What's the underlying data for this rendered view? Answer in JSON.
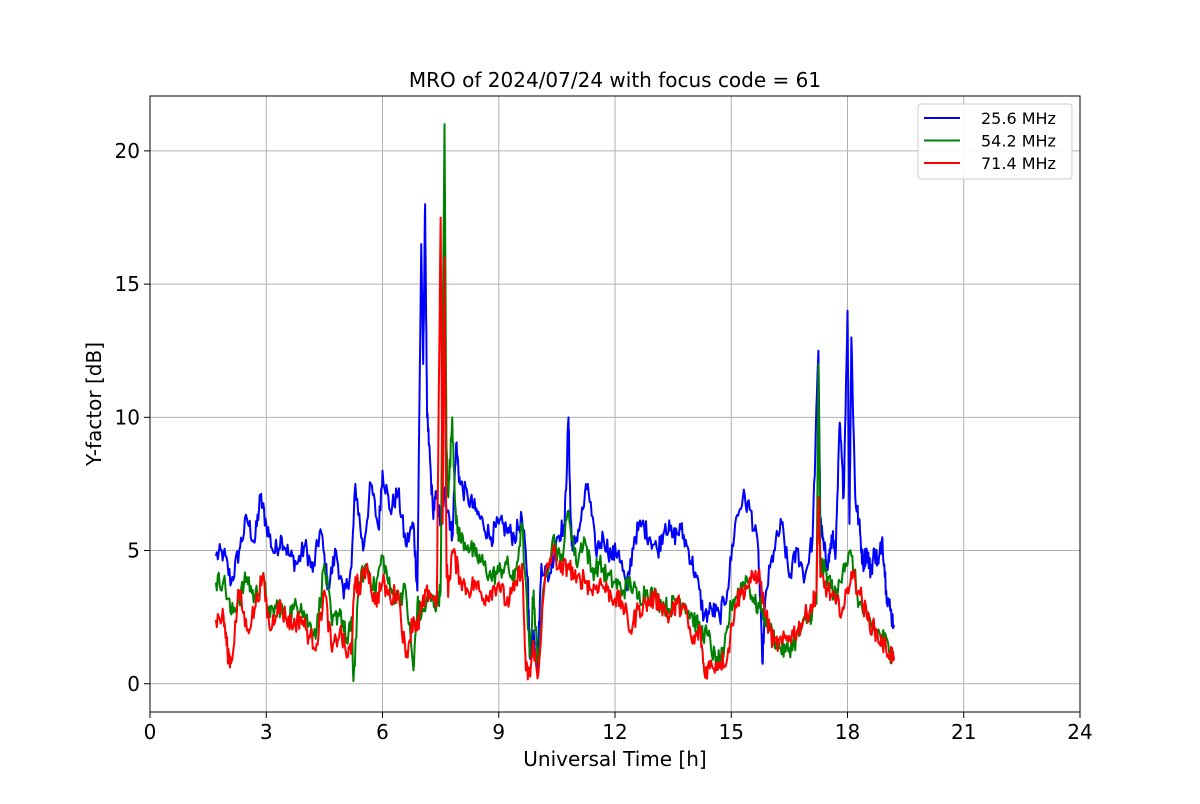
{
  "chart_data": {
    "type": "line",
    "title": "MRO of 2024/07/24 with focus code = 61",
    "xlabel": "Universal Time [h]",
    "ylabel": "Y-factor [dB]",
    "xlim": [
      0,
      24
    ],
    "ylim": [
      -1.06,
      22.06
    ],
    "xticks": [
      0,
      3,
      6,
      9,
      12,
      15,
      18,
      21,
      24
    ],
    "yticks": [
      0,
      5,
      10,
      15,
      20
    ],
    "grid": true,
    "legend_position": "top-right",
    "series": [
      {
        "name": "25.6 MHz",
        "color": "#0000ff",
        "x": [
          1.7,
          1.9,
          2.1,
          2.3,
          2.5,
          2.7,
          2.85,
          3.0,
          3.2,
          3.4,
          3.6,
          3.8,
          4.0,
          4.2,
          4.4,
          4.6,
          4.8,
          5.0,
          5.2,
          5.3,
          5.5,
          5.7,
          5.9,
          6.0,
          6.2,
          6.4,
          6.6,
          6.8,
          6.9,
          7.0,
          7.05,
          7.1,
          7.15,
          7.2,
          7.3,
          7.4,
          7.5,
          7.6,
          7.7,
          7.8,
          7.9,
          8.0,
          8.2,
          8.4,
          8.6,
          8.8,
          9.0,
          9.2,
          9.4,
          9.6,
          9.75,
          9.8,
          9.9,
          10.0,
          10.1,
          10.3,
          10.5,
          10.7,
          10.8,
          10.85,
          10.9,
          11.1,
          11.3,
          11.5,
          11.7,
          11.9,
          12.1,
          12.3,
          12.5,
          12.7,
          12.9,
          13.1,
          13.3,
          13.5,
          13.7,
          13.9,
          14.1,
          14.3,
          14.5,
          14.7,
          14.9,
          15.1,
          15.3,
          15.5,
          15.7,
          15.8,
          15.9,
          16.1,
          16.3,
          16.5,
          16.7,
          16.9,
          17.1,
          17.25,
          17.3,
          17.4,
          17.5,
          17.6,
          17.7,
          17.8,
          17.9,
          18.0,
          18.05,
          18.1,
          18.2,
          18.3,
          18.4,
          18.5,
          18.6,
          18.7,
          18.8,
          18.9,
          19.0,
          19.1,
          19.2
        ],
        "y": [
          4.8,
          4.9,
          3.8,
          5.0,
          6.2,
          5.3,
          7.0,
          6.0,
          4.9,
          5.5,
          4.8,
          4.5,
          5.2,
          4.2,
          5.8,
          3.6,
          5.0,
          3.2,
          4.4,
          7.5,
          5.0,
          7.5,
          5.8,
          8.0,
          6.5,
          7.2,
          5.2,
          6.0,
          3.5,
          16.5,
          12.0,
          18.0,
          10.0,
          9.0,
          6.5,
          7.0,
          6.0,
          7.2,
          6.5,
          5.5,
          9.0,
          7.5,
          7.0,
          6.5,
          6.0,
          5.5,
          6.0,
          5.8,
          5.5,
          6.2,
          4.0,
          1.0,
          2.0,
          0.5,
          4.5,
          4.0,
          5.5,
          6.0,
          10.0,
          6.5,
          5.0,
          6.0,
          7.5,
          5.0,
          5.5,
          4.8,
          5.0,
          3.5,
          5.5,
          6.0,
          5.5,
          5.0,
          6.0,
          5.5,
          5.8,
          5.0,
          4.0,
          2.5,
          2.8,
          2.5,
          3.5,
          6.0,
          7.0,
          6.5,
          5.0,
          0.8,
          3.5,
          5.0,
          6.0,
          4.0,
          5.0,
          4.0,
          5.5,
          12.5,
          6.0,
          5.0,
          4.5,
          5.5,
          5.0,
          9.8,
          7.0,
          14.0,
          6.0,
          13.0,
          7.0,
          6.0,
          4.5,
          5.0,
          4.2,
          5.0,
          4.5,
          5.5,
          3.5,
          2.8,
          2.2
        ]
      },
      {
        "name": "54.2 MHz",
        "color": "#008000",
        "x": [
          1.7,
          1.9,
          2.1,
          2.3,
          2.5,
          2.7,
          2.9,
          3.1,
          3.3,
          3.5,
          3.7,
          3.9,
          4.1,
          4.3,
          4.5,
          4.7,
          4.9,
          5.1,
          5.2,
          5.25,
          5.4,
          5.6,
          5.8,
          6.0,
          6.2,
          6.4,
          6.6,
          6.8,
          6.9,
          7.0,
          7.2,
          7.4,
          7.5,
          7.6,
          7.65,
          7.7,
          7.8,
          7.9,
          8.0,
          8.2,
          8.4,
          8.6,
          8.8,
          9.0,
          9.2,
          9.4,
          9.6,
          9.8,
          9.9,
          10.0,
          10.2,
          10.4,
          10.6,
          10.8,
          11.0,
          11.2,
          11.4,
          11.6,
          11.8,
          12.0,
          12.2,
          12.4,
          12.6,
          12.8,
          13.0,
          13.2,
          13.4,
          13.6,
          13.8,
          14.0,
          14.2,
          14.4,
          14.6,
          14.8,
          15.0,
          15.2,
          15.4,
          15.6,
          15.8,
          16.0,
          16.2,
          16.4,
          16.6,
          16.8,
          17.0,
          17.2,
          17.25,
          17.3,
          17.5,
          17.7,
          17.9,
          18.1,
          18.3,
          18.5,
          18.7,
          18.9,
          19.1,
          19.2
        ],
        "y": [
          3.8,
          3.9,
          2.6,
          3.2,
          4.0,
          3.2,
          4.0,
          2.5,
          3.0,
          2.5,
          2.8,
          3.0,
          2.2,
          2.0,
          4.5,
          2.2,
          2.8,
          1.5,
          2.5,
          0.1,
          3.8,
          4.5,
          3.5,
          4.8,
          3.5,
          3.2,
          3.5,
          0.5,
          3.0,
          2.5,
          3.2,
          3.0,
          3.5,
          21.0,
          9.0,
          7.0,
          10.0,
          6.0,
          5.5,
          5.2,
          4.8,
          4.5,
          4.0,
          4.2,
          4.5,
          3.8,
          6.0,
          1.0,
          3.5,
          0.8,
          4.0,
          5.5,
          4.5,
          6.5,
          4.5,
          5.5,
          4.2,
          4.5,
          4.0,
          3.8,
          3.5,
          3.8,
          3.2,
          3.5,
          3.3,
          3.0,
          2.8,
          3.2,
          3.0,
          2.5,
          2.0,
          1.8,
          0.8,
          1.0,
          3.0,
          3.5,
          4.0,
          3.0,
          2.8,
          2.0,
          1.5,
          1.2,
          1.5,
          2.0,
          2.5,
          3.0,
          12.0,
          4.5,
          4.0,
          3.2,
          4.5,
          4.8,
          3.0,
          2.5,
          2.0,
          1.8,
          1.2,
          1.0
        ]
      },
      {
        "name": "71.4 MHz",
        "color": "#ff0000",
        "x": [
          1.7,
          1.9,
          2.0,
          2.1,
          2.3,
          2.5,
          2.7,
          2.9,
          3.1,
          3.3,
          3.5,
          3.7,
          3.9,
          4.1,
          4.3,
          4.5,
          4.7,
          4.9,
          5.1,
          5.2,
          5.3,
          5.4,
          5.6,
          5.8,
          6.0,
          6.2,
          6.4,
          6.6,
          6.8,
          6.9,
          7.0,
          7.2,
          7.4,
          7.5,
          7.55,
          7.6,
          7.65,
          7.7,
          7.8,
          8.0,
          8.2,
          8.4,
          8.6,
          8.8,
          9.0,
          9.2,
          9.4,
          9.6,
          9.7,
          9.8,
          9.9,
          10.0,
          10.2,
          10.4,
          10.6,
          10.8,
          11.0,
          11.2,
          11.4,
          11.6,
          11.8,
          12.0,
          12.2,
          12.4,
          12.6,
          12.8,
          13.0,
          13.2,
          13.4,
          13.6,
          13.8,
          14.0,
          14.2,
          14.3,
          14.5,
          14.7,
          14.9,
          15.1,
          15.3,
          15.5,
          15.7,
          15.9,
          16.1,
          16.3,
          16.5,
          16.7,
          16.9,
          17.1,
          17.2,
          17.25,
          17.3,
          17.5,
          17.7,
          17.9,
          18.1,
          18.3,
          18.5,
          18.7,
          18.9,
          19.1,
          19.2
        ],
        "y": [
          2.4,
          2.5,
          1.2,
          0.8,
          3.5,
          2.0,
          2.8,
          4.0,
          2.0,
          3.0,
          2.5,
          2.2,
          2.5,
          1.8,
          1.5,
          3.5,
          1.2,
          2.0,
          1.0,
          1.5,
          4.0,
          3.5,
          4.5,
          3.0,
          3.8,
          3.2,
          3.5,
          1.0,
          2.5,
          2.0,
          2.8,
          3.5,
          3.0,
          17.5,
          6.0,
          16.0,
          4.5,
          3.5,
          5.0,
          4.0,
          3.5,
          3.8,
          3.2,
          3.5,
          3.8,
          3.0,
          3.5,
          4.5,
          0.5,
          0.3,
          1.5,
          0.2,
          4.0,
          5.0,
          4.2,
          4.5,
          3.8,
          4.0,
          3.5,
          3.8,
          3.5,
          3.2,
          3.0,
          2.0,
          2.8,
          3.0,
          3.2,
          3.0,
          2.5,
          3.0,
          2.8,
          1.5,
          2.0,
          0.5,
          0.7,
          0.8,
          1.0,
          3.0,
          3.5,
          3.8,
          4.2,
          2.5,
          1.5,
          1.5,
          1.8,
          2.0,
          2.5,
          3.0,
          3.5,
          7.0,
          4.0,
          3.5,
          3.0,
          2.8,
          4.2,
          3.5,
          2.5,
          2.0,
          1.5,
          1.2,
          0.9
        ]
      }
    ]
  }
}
************
• [SHORT EXERCISE]: From the entries above, pull out each line that includes "name".

• [SOLUTION]:
        "name": "25.6 MHz",
        "name": "54.2 MHz",
        "name": "71.4 MHz",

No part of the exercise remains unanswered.